[Image region annotations]
----------------

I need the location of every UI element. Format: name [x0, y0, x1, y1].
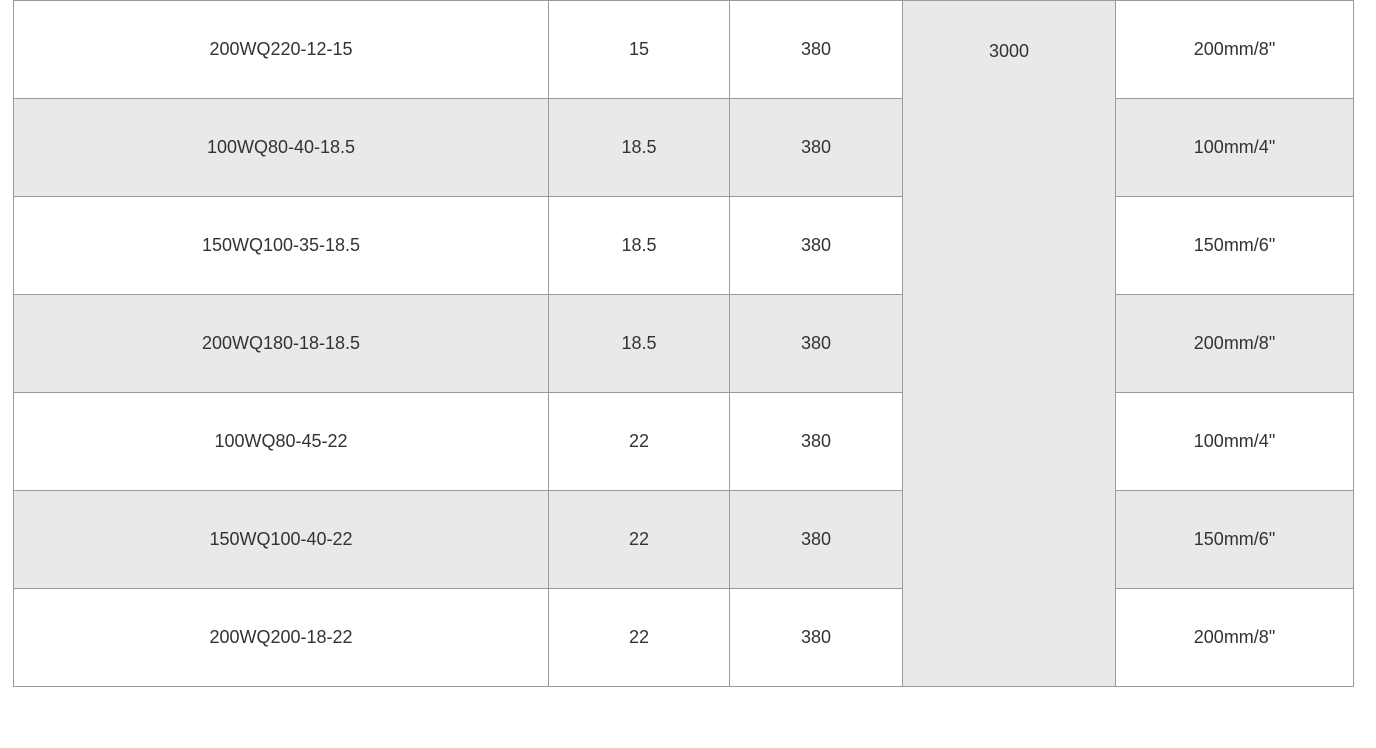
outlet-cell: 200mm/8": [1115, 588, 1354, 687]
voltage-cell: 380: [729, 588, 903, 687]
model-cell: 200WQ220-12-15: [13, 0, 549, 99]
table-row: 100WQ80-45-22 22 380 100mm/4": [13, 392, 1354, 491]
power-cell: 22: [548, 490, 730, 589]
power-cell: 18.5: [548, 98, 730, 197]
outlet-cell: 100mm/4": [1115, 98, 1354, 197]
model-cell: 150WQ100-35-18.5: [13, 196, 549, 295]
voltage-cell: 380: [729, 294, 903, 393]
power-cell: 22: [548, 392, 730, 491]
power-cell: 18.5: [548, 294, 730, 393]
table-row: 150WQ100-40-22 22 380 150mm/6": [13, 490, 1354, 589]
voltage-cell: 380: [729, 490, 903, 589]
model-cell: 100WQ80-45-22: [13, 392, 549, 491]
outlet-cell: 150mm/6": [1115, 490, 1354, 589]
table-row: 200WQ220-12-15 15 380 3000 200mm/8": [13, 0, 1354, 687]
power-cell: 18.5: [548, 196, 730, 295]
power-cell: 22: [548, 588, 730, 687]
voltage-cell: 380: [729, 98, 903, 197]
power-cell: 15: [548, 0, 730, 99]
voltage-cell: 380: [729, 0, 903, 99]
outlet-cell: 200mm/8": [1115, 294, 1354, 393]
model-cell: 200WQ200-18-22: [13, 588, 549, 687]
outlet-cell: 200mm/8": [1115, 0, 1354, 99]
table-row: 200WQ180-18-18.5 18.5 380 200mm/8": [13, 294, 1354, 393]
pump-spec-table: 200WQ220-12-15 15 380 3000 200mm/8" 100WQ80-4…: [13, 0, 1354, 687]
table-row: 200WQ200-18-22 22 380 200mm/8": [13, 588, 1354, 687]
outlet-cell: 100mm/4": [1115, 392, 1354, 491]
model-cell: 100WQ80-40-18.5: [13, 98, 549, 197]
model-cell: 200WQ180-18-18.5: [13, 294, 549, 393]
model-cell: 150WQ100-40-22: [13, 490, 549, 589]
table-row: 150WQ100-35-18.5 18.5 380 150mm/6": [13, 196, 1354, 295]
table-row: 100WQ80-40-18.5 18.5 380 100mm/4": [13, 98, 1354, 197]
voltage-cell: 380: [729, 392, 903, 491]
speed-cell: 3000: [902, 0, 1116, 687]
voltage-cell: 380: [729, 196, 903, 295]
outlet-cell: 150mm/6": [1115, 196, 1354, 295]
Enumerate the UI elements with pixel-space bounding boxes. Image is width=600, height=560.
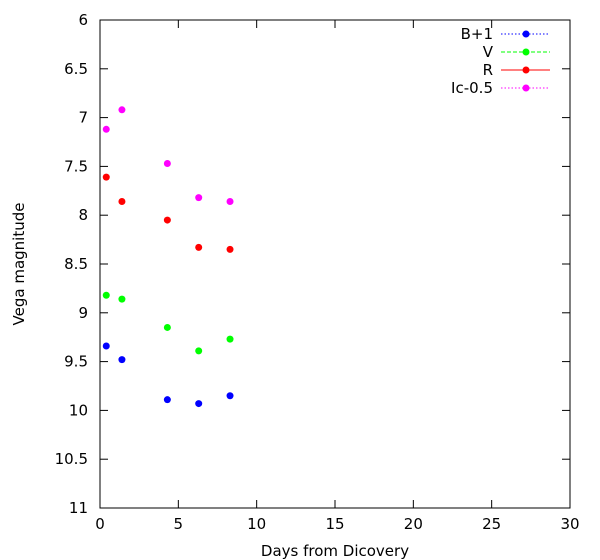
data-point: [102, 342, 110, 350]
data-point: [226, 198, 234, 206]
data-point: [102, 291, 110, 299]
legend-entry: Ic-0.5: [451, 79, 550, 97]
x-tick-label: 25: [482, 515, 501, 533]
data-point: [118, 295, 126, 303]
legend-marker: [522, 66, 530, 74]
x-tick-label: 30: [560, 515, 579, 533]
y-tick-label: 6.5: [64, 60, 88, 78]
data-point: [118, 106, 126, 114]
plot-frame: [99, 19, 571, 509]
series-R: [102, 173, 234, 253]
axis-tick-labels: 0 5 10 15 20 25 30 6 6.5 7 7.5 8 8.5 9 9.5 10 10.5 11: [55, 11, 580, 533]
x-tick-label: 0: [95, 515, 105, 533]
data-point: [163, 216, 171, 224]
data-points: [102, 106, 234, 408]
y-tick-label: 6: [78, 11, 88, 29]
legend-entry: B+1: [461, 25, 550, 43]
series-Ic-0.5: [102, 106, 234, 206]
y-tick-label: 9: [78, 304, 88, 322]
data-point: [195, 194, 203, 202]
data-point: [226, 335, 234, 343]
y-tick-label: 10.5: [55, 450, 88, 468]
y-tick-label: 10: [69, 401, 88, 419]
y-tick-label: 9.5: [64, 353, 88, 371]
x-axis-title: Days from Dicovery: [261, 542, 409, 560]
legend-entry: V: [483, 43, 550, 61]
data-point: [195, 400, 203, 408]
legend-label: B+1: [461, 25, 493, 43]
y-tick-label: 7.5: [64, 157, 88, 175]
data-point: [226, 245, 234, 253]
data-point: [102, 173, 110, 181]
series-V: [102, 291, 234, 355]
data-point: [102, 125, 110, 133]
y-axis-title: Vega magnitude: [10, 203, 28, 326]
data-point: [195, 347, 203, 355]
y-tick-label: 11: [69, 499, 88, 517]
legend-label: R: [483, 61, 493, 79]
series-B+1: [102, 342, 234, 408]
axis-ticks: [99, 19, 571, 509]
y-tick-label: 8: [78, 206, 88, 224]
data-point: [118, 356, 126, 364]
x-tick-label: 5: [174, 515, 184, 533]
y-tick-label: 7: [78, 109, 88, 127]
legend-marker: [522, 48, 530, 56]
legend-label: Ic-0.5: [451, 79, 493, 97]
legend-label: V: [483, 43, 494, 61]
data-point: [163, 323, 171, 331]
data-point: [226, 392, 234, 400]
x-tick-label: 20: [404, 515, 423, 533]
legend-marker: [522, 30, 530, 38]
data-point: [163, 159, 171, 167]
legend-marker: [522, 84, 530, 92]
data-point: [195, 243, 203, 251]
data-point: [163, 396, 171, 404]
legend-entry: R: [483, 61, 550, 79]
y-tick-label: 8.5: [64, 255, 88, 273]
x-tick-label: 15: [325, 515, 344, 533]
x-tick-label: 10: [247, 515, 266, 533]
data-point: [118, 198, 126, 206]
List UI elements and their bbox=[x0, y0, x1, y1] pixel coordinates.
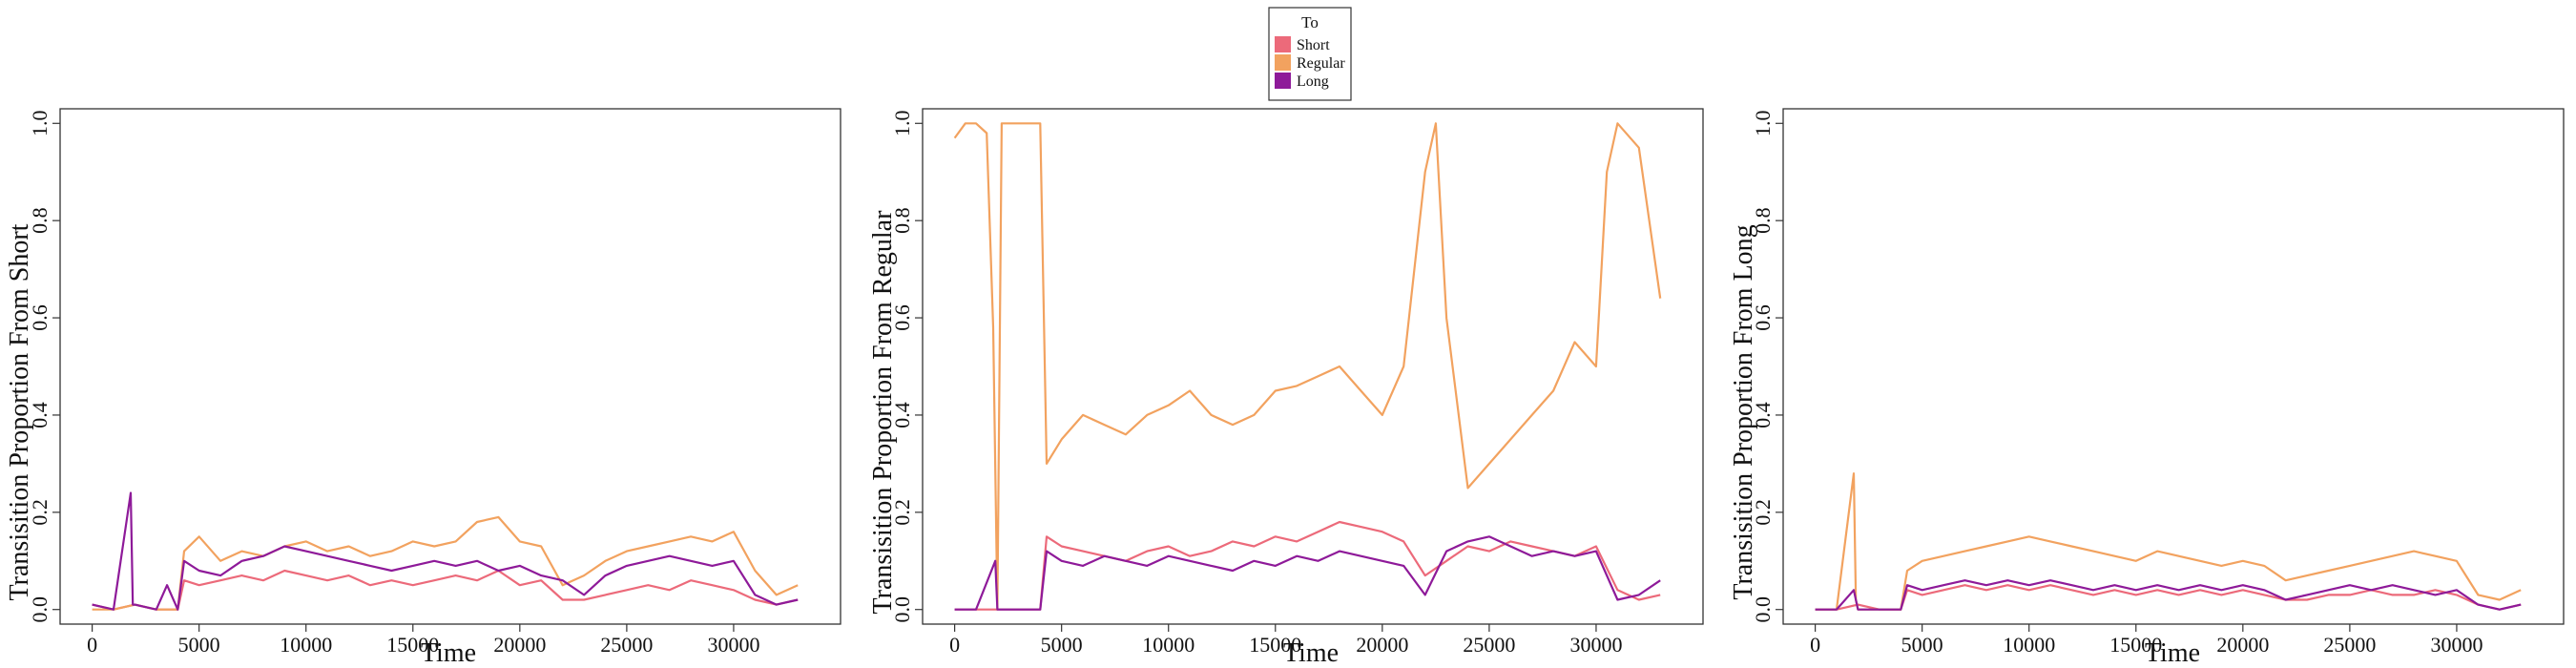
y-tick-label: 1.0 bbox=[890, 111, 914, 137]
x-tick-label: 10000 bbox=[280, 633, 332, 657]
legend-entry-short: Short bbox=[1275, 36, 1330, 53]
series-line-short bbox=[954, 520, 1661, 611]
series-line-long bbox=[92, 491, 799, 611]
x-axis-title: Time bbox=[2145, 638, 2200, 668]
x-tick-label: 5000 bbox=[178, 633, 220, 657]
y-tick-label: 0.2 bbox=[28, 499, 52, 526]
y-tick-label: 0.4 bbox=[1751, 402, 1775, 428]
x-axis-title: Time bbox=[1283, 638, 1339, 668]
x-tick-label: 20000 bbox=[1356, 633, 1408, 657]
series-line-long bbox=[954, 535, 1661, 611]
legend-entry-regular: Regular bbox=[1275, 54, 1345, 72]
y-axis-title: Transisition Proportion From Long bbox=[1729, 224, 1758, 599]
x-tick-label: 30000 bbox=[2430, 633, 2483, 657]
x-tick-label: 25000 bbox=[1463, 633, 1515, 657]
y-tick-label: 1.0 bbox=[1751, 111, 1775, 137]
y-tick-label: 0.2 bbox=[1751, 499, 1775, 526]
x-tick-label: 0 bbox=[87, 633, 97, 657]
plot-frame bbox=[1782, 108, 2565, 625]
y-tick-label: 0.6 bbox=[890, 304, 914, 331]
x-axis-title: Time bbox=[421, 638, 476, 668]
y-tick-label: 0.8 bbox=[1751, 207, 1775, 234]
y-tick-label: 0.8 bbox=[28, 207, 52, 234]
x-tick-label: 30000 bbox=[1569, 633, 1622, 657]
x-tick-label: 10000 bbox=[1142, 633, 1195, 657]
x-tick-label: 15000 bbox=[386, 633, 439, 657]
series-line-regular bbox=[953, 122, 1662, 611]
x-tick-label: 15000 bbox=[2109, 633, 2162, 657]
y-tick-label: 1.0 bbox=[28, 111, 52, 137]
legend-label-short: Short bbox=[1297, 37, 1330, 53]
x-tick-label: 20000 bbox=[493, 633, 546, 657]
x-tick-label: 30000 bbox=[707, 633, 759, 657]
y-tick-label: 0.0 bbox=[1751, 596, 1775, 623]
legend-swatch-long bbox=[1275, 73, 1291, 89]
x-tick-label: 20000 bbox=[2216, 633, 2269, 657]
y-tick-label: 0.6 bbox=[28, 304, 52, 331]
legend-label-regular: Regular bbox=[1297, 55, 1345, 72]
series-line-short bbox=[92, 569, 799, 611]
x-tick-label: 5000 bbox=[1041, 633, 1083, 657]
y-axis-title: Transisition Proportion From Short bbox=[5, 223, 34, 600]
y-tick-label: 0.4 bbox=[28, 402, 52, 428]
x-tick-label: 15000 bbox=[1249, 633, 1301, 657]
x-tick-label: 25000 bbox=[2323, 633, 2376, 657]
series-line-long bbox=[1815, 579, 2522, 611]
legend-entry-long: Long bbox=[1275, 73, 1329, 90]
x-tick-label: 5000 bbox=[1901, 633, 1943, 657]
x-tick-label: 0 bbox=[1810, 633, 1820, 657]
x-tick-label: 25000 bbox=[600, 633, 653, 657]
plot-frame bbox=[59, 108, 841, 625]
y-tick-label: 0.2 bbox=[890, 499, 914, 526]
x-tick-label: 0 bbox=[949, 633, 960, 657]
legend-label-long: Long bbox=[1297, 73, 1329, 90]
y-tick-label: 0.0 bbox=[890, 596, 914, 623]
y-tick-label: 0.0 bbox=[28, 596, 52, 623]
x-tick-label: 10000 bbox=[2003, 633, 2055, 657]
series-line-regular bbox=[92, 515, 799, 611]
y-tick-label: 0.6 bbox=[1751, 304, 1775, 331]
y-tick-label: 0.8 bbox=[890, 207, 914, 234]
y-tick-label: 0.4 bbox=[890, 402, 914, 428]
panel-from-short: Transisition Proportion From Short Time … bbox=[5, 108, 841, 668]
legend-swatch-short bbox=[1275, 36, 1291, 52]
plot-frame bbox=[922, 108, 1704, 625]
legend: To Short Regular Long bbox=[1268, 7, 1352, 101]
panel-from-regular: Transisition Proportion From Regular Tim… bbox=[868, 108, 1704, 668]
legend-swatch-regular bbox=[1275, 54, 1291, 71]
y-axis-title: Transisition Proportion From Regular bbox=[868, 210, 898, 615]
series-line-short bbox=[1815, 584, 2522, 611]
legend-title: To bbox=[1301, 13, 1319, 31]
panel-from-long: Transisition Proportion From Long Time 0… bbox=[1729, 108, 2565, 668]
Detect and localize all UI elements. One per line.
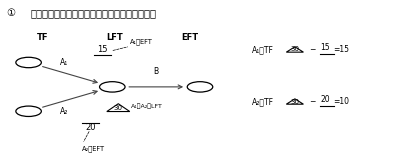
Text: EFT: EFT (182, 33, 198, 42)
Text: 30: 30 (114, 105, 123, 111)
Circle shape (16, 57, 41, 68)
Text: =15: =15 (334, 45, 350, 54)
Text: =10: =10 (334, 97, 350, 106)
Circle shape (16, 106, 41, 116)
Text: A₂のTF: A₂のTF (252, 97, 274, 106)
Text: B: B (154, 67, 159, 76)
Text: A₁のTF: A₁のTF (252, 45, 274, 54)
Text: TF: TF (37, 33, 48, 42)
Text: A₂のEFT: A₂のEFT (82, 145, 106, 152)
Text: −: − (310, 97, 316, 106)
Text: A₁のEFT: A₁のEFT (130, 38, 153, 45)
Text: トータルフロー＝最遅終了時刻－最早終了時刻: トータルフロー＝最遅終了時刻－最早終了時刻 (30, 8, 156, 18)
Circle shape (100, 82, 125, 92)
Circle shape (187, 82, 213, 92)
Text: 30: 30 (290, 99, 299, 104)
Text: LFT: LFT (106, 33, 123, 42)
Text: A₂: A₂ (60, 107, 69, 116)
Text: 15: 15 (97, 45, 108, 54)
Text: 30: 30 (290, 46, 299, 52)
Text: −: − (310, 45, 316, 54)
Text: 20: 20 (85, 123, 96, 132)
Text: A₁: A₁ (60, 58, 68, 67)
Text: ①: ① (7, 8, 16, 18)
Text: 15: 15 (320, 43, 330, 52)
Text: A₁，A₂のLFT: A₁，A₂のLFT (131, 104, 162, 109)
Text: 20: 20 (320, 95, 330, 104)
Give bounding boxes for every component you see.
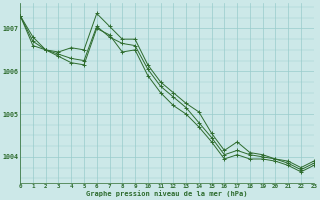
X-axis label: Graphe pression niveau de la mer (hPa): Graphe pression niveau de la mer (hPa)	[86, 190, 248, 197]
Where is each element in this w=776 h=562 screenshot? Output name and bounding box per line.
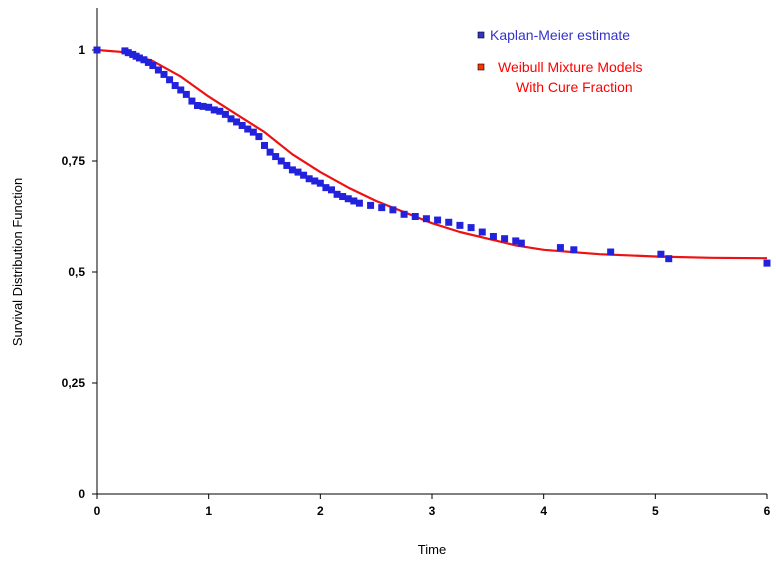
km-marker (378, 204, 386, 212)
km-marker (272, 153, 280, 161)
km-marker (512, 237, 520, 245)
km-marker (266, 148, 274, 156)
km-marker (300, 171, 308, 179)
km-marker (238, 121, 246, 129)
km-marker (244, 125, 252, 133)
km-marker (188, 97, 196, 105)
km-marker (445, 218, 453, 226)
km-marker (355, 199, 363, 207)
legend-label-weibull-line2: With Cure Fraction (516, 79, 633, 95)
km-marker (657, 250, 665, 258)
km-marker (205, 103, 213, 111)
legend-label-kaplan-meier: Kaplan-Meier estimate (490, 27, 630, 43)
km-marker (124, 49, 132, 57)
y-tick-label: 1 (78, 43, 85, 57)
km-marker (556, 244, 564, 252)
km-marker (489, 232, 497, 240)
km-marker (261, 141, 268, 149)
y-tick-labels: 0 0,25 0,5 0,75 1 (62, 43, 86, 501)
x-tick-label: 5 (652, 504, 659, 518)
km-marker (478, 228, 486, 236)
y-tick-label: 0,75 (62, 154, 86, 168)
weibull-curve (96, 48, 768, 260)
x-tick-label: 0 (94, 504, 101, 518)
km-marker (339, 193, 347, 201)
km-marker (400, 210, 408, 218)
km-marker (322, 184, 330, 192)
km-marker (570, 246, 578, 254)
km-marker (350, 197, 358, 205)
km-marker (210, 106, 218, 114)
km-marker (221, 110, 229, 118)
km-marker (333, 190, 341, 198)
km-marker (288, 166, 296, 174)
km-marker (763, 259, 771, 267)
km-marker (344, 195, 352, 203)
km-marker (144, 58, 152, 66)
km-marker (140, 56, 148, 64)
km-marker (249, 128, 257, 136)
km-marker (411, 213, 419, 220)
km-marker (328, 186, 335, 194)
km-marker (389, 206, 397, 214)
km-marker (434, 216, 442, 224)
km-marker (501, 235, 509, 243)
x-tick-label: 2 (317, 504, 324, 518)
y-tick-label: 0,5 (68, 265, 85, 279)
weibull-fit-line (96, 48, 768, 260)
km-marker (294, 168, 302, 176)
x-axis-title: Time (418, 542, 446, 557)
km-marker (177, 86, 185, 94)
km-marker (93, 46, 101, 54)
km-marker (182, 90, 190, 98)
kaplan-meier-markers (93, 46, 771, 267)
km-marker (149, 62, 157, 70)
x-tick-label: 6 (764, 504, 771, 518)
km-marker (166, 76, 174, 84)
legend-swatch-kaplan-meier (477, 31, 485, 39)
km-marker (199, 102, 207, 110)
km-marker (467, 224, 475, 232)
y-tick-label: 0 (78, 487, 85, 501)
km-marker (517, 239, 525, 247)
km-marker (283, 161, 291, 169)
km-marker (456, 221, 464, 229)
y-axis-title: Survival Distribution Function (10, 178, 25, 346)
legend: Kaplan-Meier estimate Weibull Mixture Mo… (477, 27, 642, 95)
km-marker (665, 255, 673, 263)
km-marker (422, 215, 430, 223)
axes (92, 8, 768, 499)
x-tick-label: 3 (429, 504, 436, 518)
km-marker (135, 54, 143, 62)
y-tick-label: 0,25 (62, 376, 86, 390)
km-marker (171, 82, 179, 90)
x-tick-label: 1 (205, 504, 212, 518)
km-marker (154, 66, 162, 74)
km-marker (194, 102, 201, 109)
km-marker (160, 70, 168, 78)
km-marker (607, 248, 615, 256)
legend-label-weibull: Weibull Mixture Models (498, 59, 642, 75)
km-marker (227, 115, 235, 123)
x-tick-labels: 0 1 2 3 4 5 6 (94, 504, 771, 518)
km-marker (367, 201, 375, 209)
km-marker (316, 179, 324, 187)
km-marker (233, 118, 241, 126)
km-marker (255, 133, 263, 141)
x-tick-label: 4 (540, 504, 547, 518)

----------------

TASK STATEMENT: Identify every row above that contains the string "plot", matching case exactly, and copy each such row in full.

EXERCISE SOLUTION:
plot-frame: [99, 19, 571, 509]
plot-frame bbox=[1782, 108, 2565, 625]
plot-frame bbox=[59, 108, 841, 625]
plot-frame bbox=[922, 108, 1704, 625]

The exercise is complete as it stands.